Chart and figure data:
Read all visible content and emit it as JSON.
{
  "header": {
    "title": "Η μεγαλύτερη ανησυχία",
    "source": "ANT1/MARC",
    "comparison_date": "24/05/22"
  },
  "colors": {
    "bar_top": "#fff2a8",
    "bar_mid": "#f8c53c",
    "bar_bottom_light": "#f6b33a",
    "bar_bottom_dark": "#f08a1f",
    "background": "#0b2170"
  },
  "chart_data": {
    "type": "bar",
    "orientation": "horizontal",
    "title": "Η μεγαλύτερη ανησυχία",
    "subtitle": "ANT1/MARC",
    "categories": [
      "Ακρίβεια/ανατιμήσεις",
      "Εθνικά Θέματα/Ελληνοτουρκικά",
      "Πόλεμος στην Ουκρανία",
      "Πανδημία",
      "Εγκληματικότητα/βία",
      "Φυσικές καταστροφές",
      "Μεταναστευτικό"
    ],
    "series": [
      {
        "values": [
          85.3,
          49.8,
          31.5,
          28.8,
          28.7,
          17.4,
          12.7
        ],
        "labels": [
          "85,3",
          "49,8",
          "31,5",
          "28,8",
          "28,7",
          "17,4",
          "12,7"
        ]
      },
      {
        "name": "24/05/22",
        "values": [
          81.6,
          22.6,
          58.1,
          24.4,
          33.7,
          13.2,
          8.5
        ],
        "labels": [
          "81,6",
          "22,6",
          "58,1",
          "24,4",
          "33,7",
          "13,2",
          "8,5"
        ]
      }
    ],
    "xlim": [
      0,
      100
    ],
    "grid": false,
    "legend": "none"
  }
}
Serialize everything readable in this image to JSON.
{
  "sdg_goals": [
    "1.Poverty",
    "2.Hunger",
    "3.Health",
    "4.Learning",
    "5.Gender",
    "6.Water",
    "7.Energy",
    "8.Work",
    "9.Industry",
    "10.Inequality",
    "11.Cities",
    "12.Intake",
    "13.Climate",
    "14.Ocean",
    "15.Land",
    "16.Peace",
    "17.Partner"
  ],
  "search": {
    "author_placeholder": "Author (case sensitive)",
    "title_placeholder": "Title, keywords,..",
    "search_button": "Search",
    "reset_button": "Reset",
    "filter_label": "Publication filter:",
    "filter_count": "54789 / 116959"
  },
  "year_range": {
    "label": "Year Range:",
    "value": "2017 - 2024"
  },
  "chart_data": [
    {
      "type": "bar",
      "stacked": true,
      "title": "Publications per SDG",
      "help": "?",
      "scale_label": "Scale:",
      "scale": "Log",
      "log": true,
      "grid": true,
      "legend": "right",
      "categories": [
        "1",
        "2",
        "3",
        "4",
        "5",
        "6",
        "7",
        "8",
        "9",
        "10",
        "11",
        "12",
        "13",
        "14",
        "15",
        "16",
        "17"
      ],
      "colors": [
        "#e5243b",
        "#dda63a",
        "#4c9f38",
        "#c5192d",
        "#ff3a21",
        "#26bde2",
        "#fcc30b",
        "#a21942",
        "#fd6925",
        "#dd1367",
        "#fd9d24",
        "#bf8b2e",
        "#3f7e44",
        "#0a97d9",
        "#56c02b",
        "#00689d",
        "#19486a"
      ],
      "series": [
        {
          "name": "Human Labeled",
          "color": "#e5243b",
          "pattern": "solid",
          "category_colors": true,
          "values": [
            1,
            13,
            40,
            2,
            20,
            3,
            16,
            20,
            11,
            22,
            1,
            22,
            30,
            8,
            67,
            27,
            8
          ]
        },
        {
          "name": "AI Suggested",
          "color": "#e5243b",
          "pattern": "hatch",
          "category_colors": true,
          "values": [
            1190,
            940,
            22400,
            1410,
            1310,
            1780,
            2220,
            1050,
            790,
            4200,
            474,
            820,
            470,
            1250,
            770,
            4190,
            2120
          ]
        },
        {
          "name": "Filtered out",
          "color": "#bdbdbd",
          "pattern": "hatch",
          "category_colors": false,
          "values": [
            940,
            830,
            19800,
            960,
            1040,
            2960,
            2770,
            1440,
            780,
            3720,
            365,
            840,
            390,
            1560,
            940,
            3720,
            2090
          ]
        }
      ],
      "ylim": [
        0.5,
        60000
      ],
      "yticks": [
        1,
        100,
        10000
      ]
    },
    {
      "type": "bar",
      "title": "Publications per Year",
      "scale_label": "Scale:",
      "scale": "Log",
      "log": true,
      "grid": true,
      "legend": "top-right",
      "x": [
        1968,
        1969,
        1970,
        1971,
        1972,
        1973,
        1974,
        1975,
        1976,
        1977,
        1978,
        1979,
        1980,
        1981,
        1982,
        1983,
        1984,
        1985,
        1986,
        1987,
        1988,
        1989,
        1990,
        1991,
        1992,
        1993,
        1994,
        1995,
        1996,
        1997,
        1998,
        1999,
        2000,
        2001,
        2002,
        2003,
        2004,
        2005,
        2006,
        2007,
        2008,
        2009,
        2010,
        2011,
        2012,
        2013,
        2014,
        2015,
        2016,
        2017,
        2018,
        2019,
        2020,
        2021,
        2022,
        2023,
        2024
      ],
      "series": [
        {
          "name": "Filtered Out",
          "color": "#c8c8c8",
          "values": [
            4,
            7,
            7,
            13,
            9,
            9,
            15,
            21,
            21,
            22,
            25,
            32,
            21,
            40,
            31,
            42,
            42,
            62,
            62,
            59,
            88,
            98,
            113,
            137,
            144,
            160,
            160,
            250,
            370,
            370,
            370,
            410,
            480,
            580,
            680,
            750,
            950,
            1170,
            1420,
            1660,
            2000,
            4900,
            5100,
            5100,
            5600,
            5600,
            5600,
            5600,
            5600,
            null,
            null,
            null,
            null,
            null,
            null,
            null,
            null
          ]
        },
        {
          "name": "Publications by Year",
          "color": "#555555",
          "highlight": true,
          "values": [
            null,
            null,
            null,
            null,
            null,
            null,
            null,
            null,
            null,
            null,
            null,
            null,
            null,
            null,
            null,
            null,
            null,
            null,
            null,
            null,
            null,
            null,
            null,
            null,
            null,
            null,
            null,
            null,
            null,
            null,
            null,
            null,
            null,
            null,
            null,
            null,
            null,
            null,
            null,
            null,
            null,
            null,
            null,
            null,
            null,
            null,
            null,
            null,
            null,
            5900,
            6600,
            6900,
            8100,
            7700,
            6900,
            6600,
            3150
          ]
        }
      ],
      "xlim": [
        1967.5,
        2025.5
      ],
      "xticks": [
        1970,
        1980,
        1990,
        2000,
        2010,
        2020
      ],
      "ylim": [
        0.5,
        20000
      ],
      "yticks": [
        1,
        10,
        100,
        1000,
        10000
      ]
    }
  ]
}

**WORK REQUIRED**
Write out the whole listing again. Match it word for word.

**ANSWER TO THIS TASK**
Read all visible content and emit it as JSON.
{
  "header": {
    "title": "Η μεγαλύτερη ανησυχία",
    "source": "ANT1/MARC",
    "comparison_date": "24/05/22"
  },
  "colors": {
    "bar_top": "#fff2a8",
    "bar_mid": "#f8c53c",
    "bar_bottom_light": "#f6b33a",
    "bar_bottom_dark": "#f08a1f",
    "background": "#0b2170"
  },
  "chart_data": {
    "type": "bar",
    "orientation": "horizontal",
    "title": "Η μεγαλύτερη ανησυχία",
    "subtitle": "ANT1/MARC",
    "categories": [
      "Ακρίβεια/ανατιμήσεις",
      "Εθνικά Θέματα/Ελληνοτουρκικά",
      "Πόλεμος στην Ουκρανία",
      "Πανδημία",
      "Εγκληματικότητα/βία",
      "Φυσικές καταστροφές",
      "Μεταναστευτικό"
    ],
    "series": [
      {
        "values": [
          85.3,
          49.8,
          31.5,
          28.8,
          28.7,
          17.4,
          12.7
        ],
        "labels": [
          "85,3",
          "49,8",
          "31,5",
          "28,8",
          "28,7",
          "17,4",
          "12,7"
        ]
      },
      {
        "name": "24/05/22",
        "values": [
          81.6,
          22.6,
          58.1,
          24.4,
          33.7,
          13.2,
          8.5
        ],
        "labels": [
          "81,6",
          "22,6",
          "58,1",
          "24,4",
          "33,7",
          "13,2",
          "8,5"
        ]
      }
    ],
    "xlim": [
      0,
      100
    ],
    "grid": false,
    "legend": "none"
  }
}
Serialize everything readable in this image to JSON.
{
  "sdg_goals": [
    "1.Poverty",
    "2.Hunger",
    "3.Health",
    "4.Learning",
    "5.Gender",
    "6.Water",
    "7.Energy",
    "8.Work",
    "9.Industry",
    "10.Inequality",
    "11.Cities",
    "12.Intake",
    "13.Climate",
    "14.Ocean",
    "15.Land",
    "16.Peace",
    "17.Partner"
  ],
  "search": {
    "author_placeholder": "Author (case sensitive)",
    "title_placeholder": "Title, keywords,..",
    "search_button": "Search",
    "reset_button": "Reset",
    "filter_label": "Publication filter:",
    "filter_count": "54789 / 116959"
  },
  "year_range": {
    "label": "Year Range:",
    "value": "2017 - 2024"
  },
  "chart_data": [
    {
      "type": "bar",
      "stacked": true,
      "title": "Publications per SDG",
      "help": "?",
      "scale_label": "Scale:",
      "scale": "Log",
      "log": true,
      "grid": true,
      "legend": "right",
      "categories": [
        "1",
        "2",
        "3",
        "4",
        "5",
        "6",
        "7",
        "8",
        "9",
        "10",
        "11",
        "12",
        "13",
        "14",
        "15",
        "16",
        "17"
      ],
      "colors": [
        "#e5243b",
        "#dda63a",
        "#4c9f38",
        "#c5192d",
        "#ff3a21",
        "#26bde2",
        "#fcc30b",
        "#a21942",
        "#fd6925",
        "#dd1367",
        "#fd9d24",
        "#bf8b2e",
        "#3f7e44",
        "#0a97d9",
        "#56c02b",
        "#00689d",
        "#19486a"
      ],
      "series": [
        {
          "name": "Human Labeled",
          "color": "#e5243b",
          "pattern": "solid",
          "category_colors": true,
          "values": [
            1,
            13,
            40,
            2,
            20,
            3,
            16,
            20,
            11,
            22,
            1,
            22,
            30,
            8,
            67,
            27,
            8
          ]
        },
        {
          "name": "AI Suggested",
          "color": "#e5243b",
          "pattern": "hatch",
          "category_colors": true,
          "values": [
            1190,
            940,
            22400,
            1410,
            1310,
            1780,
            2220,
            1050,
            790,
            4200,
            474,
            820,
            470,
            1250,
            770,
            4190,
            2120
          ]
        },
        {
          "name": "Filtered out",
          "color": "#bdbdbd",
          "pattern": "hatch",
          "category_colors": false,
          "values": [
            940,
            830,
            19800,
            960,
            1040,
            2960,
            2770,
            1440,
            780,
            3720,
            365,
            840,
            390,
            1560,
            940,
            3720,
            2090
          ]
        }
      ],
      "ylim": [
        0.5,
        60000
      ],
      "yticks": [
        1,
        100,
        10000
      ]
    },
    {
      "type": "bar",
      "title": "Publications per Year",
      "scale_label": "Scale:",
      "scale": "Log",
      "log": true,
      "grid": true,
      "legend": "top-right",
      "x": [
        1968,
        1969,
        1970,
        1971,
        1972,
        1973,
        1974,
        1975,
        1976,
        1977,
        1978,
        1979,
        1980,
        1981,
        1982,
        1983,
        1984,
        1985,
        1986,
        1987,
        1988,
        1989,
        1990,
        1991,
        1992,
        1993,
        1994,
        1995,
        1996,
        1997,
        1998,
        1999,
        2000,
        2001,
        2002,
        2003,
        2004,
        2005,
        2006,
        2007,
        2008,
        2009,
        2010,
        2011,
        2012,
        2013,
        2014,
        2015,
        2016,
        2017,
        2018,
        2019,
        2020,
        2021,
        2022,
        2023,
        2024
      ],
      "series": [
        {
          "name": "Filtered Out",
          "color": "#c8c8c8",
          "values": [
            4,
            7,
            7,
            13,
            9,
            9,
            15,
            21,
            21,
            22,
            25,
            32,
            21,
            40,
            31,
            42,
            42,
            62,
            62,
            59,
            88,
            98,
            113,
            137,
            144,
            160,
            160,
            250,
            370,
            370,
            370,
            410,
            480,
            580,
            680,
            750,
            950,
            1170,
            1420,
            1660,
            2000,
            4900,
            5100,
            5100,
            5600,
            5600,
            5600,
            5600,
            5600,
            null,
            null,
            null,
            null,
            null,
            null,
            null,
            null
          ]
        },
        {
          "name": "Publications by Year",
          "color": "#555555",
          "highlight": true,
          "values": [
            null,
            null,
            null,
            null,
            null,
            null,
            null,
            null,
            null,
            null,
            null,
            null,
            null,
            null,
            null,
            null,
            null,
            null,
            null,
            null,
            null,
            null,
            null,
            null,
            null,
            null,
            null,
            null,
            null,
            null,
            null,
            null,
            null,
            null,
            null,
            null,
            null,
            null,
            null,
            null,
            null,
            null,
            null,
            null,
            null,
            null,
            null,
            null,
            null,
            5900,
            6600,
            6900,
            8100,
            7700,
            6900,
            6600,
            3150
          ]
        }
      ],
      "xlim": [
        1967.5,
        2025.5
      ],
      "xticks": [
        1970,
        1980,
        1990,
        2000,
        2010,
        2020
      ],
      "ylim": [
        0.5,
        20000
      ],
      "yticks": [
        1,
        10,
        100,
        1000,
        10000
      ]
    }
  ]
}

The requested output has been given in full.